:: TASK ::
Copy out the lines that have "name" in them.

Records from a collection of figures
★ ★ ★
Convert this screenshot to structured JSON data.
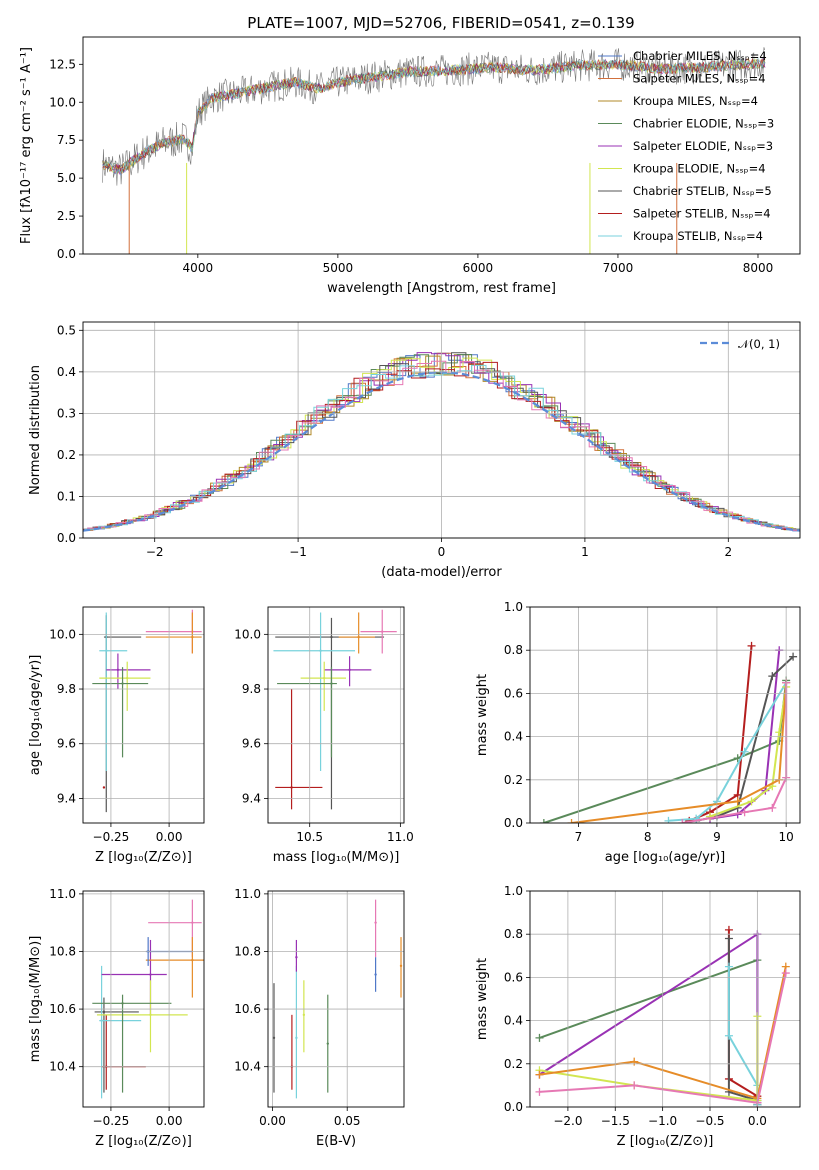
{
  "colors": {
    "Chabrier MILES": "#5078c8",
    "Salpeter MILES": "#d2703c",
    "Kroupa MILES": "#b08a28",
    "Chabrier ELODIE": "#5a8a5a",
    "Salpeter ELODIE": "#9932b4",
    "Kroupa ELODIE": "#d2e650",
    "Chabrier STELIB": "#555555",
    "Salpeter STELIB": "#b41e1e",
    "Kroupa STELIB": "#78d2dc",
    "pink": "#e678b4",
    "orange": "#e68c28"
  },
  "chart_data": [
    {
      "id": "spectrum",
      "type": "line",
      "title": "PLATE=1007, MJD=52706, FIBERID=0541, z=0.139",
      "xlabel": "wavelength [Angstrom, rest frame]",
      "ylabel": "Flux [fλ10⁻¹⁷ erg cm⁻² s⁻¹ A⁻¹]",
      "xlim": [
        3180,
        8300
      ],
      "ylim": [
        0,
        14.3
      ],
      "xticks": [
        4000,
        5000,
        6000,
        7000,
        8000
      ],
      "yticks": [
        "0.0",
        "2.5",
        "5.0",
        "7.5",
        "10.0",
        "12.5"
      ],
      "ytick_values": [
        0,
        2.5,
        5,
        7.5,
        10,
        12.5
      ],
      "legend": "upper right",
      "grid": false,
      "series": [
        {
          "name": "Chabrier MILES, Nₛₛₚ=4",
          "color_key": "Chabrier MILES"
        },
        {
          "name": "Salpeter MILES, Nₛₛₚ=4",
          "color_key": "Salpeter MILES"
        },
        {
          "name": "Kroupa MILES, Nₛₛₚ=4",
          "color_key": "Kroupa MILES"
        },
        {
          "name": "Chabrier ELODIE, Nₛₛₚ=3",
          "color_key": "Chabrier ELODIE"
        },
        {
          "name": "Salpeter ELODIE, Nₛₛₚ=3",
          "color_key": "Salpeter ELODIE"
        },
        {
          "name": "Kroupa ELODIE, Nₛₛₚ=4",
          "color_key": "Kroupa ELODIE"
        },
        {
          "name": "Chabrier STELIB, Nₛₛₚ=5",
          "color_key": "Chabrier STELIB"
        },
        {
          "name": "Salpeter STELIB, Nₛₛₚ=4",
          "color_key": "Salpeter STELIB"
        },
        {
          "name": "Kroupa STELIB, Nₛₛₚ=4",
          "color_key": "Kroupa STELIB"
        }
      ],
      "continuum": [
        [
          3320,
          5.9
        ],
        [
          3450,
          5.5
        ],
        [
          3600,
          6.6
        ],
        [
          3750,
          7.3
        ],
        [
          3900,
          7.6
        ],
        [
          3960,
          7.0
        ],
        [
          4000,
          9.3
        ],
        [
          4100,
          10.3
        ],
        [
          4300,
          10.6
        ],
        [
          4500,
          11.0
        ],
        [
          4700,
          11.3
        ],
        [
          4860,
          10.9
        ],
        [
          5000,
          11.3
        ],
        [
          5200,
          11.6
        ],
        [
          5500,
          12.0
        ],
        [
          5800,
          12.1
        ],
        [
          6100,
          12.3
        ],
        [
          6400,
          12.1
        ],
        [
          6700,
          12.4
        ],
        [
          7000,
          12.5
        ],
        [
          7300,
          12.2
        ],
        [
          7600,
          12.3
        ],
        [
          7900,
          12.5
        ],
        [
          8050,
          12.6
        ]
      ]
    },
    {
      "id": "residuals",
      "type": "histogram",
      "xlabel": "(data-model)/error",
      "ylabel": "Normed distribution",
      "xlim": [
        -2.5,
        2.5
      ],
      "ylim": [
        0,
        0.52
      ],
      "xticks": [
        "−2",
        "−1",
        "0",
        "1",
        "2"
      ],
      "xtick_values": [
        -2,
        -1,
        0,
        1,
        2
      ],
      "yticks": [
        "0.0",
        "0.1",
        "0.2",
        "0.3",
        "0.4",
        "0.5"
      ],
      "ytick_values": [
        0,
        0.1,
        0.2,
        0.3,
        0.4,
        0.5
      ],
      "grid": true,
      "legend": "upper right",
      "reference_label": "𝒩(0, 1)",
      "reference_color": "#5b8cd8"
    },
    {
      "id": "age-vs-Z",
      "type": "scatter",
      "xlabel": "Z [log₁₀(Z/Z⊙)]",
      "ylabel": "age  [log₁₀(age/yr)]",
      "xlim": [
        -0.37,
        0.15
      ],
      "ylim": [
        9.31,
        10.1
      ],
      "xticks": [
        "−0.25",
        "0.00"
      ],
      "xtick_values": [
        -0.25,
        0
      ],
      "yticks": [
        "9.4",
        "9.6",
        "9.8",
        "10.0"
      ],
      "ytick_values": [
        9.4,
        9.6,
        9.8,
        10.0
      ],
      "grid": true,
      "points": [
        {
          "x": -0.28,
          "y": 9.44,
          "xerr": 0.04,
          "yerr": 0.36,
          "c": "Salpeter STELIB",
          "hx": [
            -0.28,
            -0.09
          ]
        },
        {
          "x": -0.27,
          "y": 9.99,
          "c": "Chabrier STELIB",
          "x0": -0.28,
          "x1": -0.12,
          "y0": 9.35,
          "y1": 10.07
        },
        {
          "x": -0.27,
          "y": 9.94,
          "c": "Kroupa STELIB",
          "x0": -0.3,
          "x1": -0.18,
          "y0": 9.5,
          "y1": 10.08
        },
        {
          "x": -0.22,
          "y": 9.87,
          "c": "Salpeter ELODIE",
          "x0": -0.27,
          "x1": -0.08,
          "y0": 9.8,
          "y1": 9.93
        },
        {
          "x": -0.18,
          "y": 9.84,
          "c": "Kroupa ELODIE",
          "x0": -0.3,
          "x1": -0.08,
          "y0": 9.72,
          "y1": 9.9
        },
        {
          "x": -0.2,
          "y": 9.82,
          "c": "Chabrier ELODIE",
          "x0": -0.33,
          "x1": -0.09,
          "y0": 9.55,
          "y1": 9.88
        },
        {
          "x": 0.1,
          "y": 10.01,
          "c": "pink",
          "x0": -0.1,
          "x1": 0.14,
          "y0": 9.93,
          "y1": 10.09
        },
        {
          "x": 0.1,
          "y": 9.99,
          "c": "orange",
          "x0": -0.1,
          "x1": 0.14,
          "y0": 9.93,
          "y1": 10.08
        }
      ]
    },
    {
      "id": "age-vs-mass",
      "type": "scatter",
      "xlabel": "mass [log₁₀(M/M⊙)]",
      "ylabel": "",
      "xlim": [
        10.27,
        11.02
      ],
      "ylim": [
        9.31,
        10.1
      ],
      "xticks": [
        "10.5",
        "11.0"
      ],
      "xtick_values": [
        10.5,
        11.0
      ],
      "yticks": [
        "9.4",
        "9.6",
        "9.8",
        "10.0"
      ],
      "ytick_values": [
        9.4,
        9.6,
        9.8,
        10.0
      ],
      "grid": true,
      "points": [
        {
          "x": 10.4,
          "y": 9.44,
          "c": "Salpeter STELIB",
          "x0": 10.31,
          "x1": 10.57,
          "y0": 9.36,
          "y1": 9.8
        },
        {
          "x": 10.62,
          "y": 9.99,
          "c": "Chabrier STELIB",
          "x0": 10.31,
          "x1": 10.91,
          "y0": 9.36,
          "y1": 10.06
        },
        {
          "x": 10.56,
          "y": 9.94,
          "c": "Kroupa STELIB",
          "x0": 10.3,
          "x1": 10.75,
          "y0": 9.5,
          "y1": 10.08
        },
        {
          "x": 10.72,
          "y": 9.87,
          "c": "Salpeter ELODIE",
          "x0": 10.58,
          "x1": 10.84,
          "y0": 9.81,
          "y1": 9.92
        },
        {
          "x": 10.58,
          "y": 9.84,
          "c": "Kroupa ELODIE",
          "x0": 10.45,
          "x1": 10.7,
          "y0": 9.72,
          "y1": 9.9
        },
        {
          "x": 10.62,
          "y": 9.82,
          "c": "Chabrier ELODIE",
          "x0": 10.32,
          "x1": 10.65,
          "y0": 9.55,
          "y1": 9.88
        },
        {
          "x": 10.9,
          "y": 10.01,
          "c": "pink",
          "x0": 10.78,
          "x1": 10.98,
          "y0": 9.93,
          "y1": 10.09
        },
        {
          "x": 10.77,
          "y": 9.99,
          "c": "orange",
          "x0": 10.66,
          "x1": 10.86,
          "y0": 9.93,
          "y1": 10.08
        }
      ]
    },
    {
      "id": "weight-vs-age",
      "type": "line",
      "xlabel": "age  [log₁₀(age/yr)]",
      "ylabel": "mass weight",
      "xlim": [
        6.3,
        10.2
      ],
      "ylim": [
        0,
        1
      ],
      "xticks": [
        "7",
        "8",
        "9",
        "10"
      ],
      "xtick_values": [
        7,
        8,
        9,
        10
      ],
      "yticks": [
        "0.0",
        "0.2",
        "0.4",
        "0.6",
        "0.8",
        "1.0"
      ],
      "ytick_values": [
        0,
        0.2,
        0.4,
        0.6,
        0.8,
        1.0
      ],
      "grid": true,
      "series": [
        {
          "c": "Chabrier ELODIE",
          "x": [
            6.5,
            9.3,
            9.9,
            10.0
          ],
          "y": [
            0.0,
            0.3,
            0.38,
            0.66
          ]
        },
        {
          "c": "Salpeter STELIB",
          "x": [
            8.6,
            8.9,
            9.3,
            9.5
          ],
          "y": [
            0.01,
            0.05,
            0.13,
            0.82
          ]
        },
        {
          "c": "Salpeter ELODIE",
          "x": [
            8.9,
            9.3,
            9.7,
            9.9
          ],
          "y": [
            0.02,
            0.04,
            0.15,
            0.8
          ]
        },
        {
          "c": "Chabrier STELIB",
          "x": [
            8.7,
            9.0,
            9.3,
            9.8,
            10.1
          ],
          "y": [
            0.01,
            0.03,
            0.07,
            0.68,
            0.77
          ]
        },
        {
          "c": "Kroupa STELIB",
          "x": [
            8.3,
            8.7,
            9.0,
            9.4,
            10.0
          ],
          "y": [
            0.01,
            0.02,
            0.1,
            0.33,
            0.65
          ]
        },
        {
          "c": "Kroupa ELODIE",
          "x": [
            8.9,
            9.5,
            9.8,
            9.9,
            10.0
          ],
          "y": [
            0.03,
            0.1,
            0.17,
            0.42,
            0.63
          ]
        },
        {
          "c": "orange",
          "x": [
            6.9,
            9.3,
            9.9,
            10.0
          ],
          "y": [
            0.0,
            0.1,
            0.2,
            0.65
          ]
        },
        {
          "c": "pink",
          "x": [
            8.5,
            9.4,
            9.8,
            10.0,
            10.0
          ],
          "y": [
            0.0,
            0.05,
            0.07,
            0.21,
            0.65
          ]
        }
      ]
    },
    {
      "id": "mass-vs-Z",
      "type": "scatter",
      "xlabel": "Z [log₁₀(Z/Z⊙)]",
      "ylabel": "mass [log₁₀(M/M⊙)]",
      "xlim": [
        -0.37,
        0.15
      ],
      "ylim": [
        10.26,
        11.01
      ],
      "xticks": [
        "−0.25",
        "0.00"
      ],
      "xtick_values": [
        -0.25,
        0
      ],
      "yticks": [
        "10.4",
        "10.6",
        "10.8",
        "11.0"
      ],
      "ytick_values": [
        10.4,
        10.6,
        10.8,
        11.0
      ],
      "grid": true,
      "points": [
        {
          "x": -0.27,
          "y": 10.4,
          "c": "Salpeter STELIB",
          "x0": -0.29,
          "x1": -0.1,
          "y0": 10.32,
          "y1": 10.58
        },
        {
          "x": -0.28,
          "y": 10.59,
          "c": "Chabrier STELIB",
          "x0": -0.32,
          "x1": -0.13,
          "y0": 10.31,
          "y1": 10.64
        },
        {
          "x": -0.29,
          "y": 10.56,
          "c": "Kroupa STELIB",
          "x0": -0.3,
          "x1": -0.12,
          "y0": 10.29,
          "y1": 10.75
        },
        {
          "x": -0.08,
          "y": 10.72,
          "c": "Salpeter ELODIE",
          "x0": -0.29,
          "x1": -0.01,
          "y0": 10.58,
          "y1": 10.84
        },
        {
          "x": -0.08,
          "y": 10.58,
          "c": "Kroupa ELODIE",
          "x0": -0.31,
          "x1": 0.08,
          "y0": 10.45,
          "y1": 10.7
        },
        {
          "x": -0.2,
          "y": 10.62,
          "c": "Chabrier ELODIE",
          "x0": -0.33,
          "x1": 0.01,
          "y0": 10.31,
          "y1": 10.65
        },
        {
          "x": 0.1,
          "y": 10.9,
          "c": "pink",
          "x0": -0.09,
          "x1": 0.14,
          "y0": 10.78,
          "y1": 10.98
        },
        {
          "x": 0.1,
          "y": 10.77,
          "c": "orange",
          "x0": -0.1,
          "x1": 0.15,
          "y0": 10.64,
          "y1": 10.85
        },
        {
          "x": -0.09,
          "y": 10.8,
          "c": "Chabrier MILES",
          "x0": -0.1,
          "x1": 0.1,
          "y0": 10.75,
          "y1": 10.85
        }
      ]
    },
    {
      "id": "mass-vs-ebv",
      "type": "scatter",
      "xlabel": "E(B-V)",
      "ylabel": "",
      "xlim": [
        -0.003,
        0.088
      ],
      "ylim": [
        10.26,
        11.01
      ],
      "xticks": [
        "0.00",
        "0.05"
      ],
      "xtick_values": [
        0,
        0.05
      ],
      "yticks": [
        "10.4",
        "10.6",
        "10.8",
        "11.0"
      ],
      "ytick_values": [
        10.4,
        10.6,
        10.8,
        11.0
      ],
      "grid": true,
      "points": [
        {
          "x": 0.013,
          "y": 10.4,
          "c": "Salpeter STELIB",
          "y0": 10.32,
          "y1": 10.58
        },
        {
          "x": 0.001,
          "y": 10.5,
          "c": "Chabrier STELIB",
          "y0": 10.31,
          "y1": 10.69
        },
        {
          "x": 0.016,
          "y": 10.5,
          "c": "Kroupa STELIB",
          "y0": 10.29,
          "y1": 10.75
        },
        {
          "x": 0.016,
          "y": 10.78,
          "c": "Salpeter ELODIE",
          "y0": 10.73,
          "y1": 10.84
        },
        {
          "x": 0.021,
          "y": 10.58,
          "c": "Kroupa ELODIE",
          "y0": 10.45,
          "y1": 10.7
        },
        {
          "x": 0.037,
          "y": 10.48,
          "c": "Chabrier ELODIE",
          "y0": 10.31,
          "y1": 10.65
        },
        {
          "x": 0.069,
          "y": 10.9,
          "c": "pink",
          "y0": 10.78,
          "y1": 10.98
        },
        {
          "x": 0.086,
          "y": 10.75,
          "c": "orange",
          "y0": 10.64,
          "y1": 10.85
        },
        {
          "x": 0.069,
          "y": 10.72,
          "c": "Chabrier MILES",
          "y0": 10.66,
          "y1": 10.78
        }
      ]
    },
    {
      "id": "weight-vs-Z",
      "type": "line",
      "xlabel": "Z [log₁₀(Z/Z⊙)]",
      "ylabel": "mass weight",
      "xlim": [
        -2.4,
        0.45
      ],
      "ylim": [
        0,
        1
      ],
      "xticks": [
        "−2.0",
        "−1.5",
        "−1.0",
        "−0.5",
        "0.0"
      ],
      "xtick_values": [
        -2,
        -1.5,
        -1,
        -0.5,
        0
      ],
      "yticks": [
        "0.0",
        "0.2",
        "0.4",
        "0.6",
        "0.8",
        "1.0"
      ],
      "ytick_values": [
        0,
        0.2,
        0.4,
        0.6,
        0.8,
        1.0
      ],
      "grid": true,
      "series": [
        {
          "c": "Chabrier ELODIE",
          "x": [
            -2.3,
            0.0
          ],
          "y": [
            0.32,
            0.68
          ]
        },
        {
          "c": "Salpeter ELODIE",
          "x": [
            -2.3,
            0.0,
            0.0
          ],
          "y": [
            0.15,
            0.8,
            0.02
          ]
        },
        {
          "c": "Salpeter STELIB",
          "x": [
            -0.3,
            -0.3,
            0.0,
            0.0
          ],
          "y": [
            0.82,
            0.13,
            0.05,
            0.01
          ]
        },
        {
          "c": "Chabrier STELIB",
          "x": [
            -0.3,
            -0.3,
            0.0,
            0.0
          ],
          "y": [
            0.78,
            0.07,
            0.03,
            0.01
          ]
        },
        {
          "c": "Kroupa STELIB",
          "x": [
            -0.3,
            -0.3,
            0.0,
            0.0
          ],
          "y": [
            0.65,
            0.33,
            0.1,
            0.01
          ]
        },
        {
          "c": "Kroupa ELODIE",
          "x": [
            -2.3,
            -1.3,
            0.0,
            0.0
          ],
          "y": [
            0.17,
            0.1,
            0.03,
            0.42
          ]
        },
        {
          "c": "orange",
          "x": [
            -2.3,
            -1.3,
            0.0,
            0.3
          ],
          "y": [
            0.15,
            0.21,
            0.04,
            0.65
          ]
        },
        {
          "c": "pink",
          "x": [
            -2.3,
            -1.3,
            0.0,
            0.3
          ],
          "y": [
            0.07,
            0.1,
            0.02,
            0.62
          ]
        }
      ]
    }
  ]
}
★ ★ ★
:: ANSWER TO THIS TASK ::
          "name": "Chabrier MILES, Nₛₛₚ=4",
          "name": "Salpeter MILES, Nₛₛₚ=4",
          "name": "Kroupa MILES, Nₛₛₚ=4",
          "name": "Chabrier ELODIE, Nₛₛₚ=3",
          "name": "Salpeter ELODIE, Nₛₛₚ=3",
          "name": "Kroupa ELODIE, Nₛₛₚ=4",
          "name": "Chabrier STELIB, Nₛₛₚ=5",
          "name": "Salpeter STELIB, Nₛₛₚ=4",
          "name": "Kroupa STELIB, Nₛₛₚ=4",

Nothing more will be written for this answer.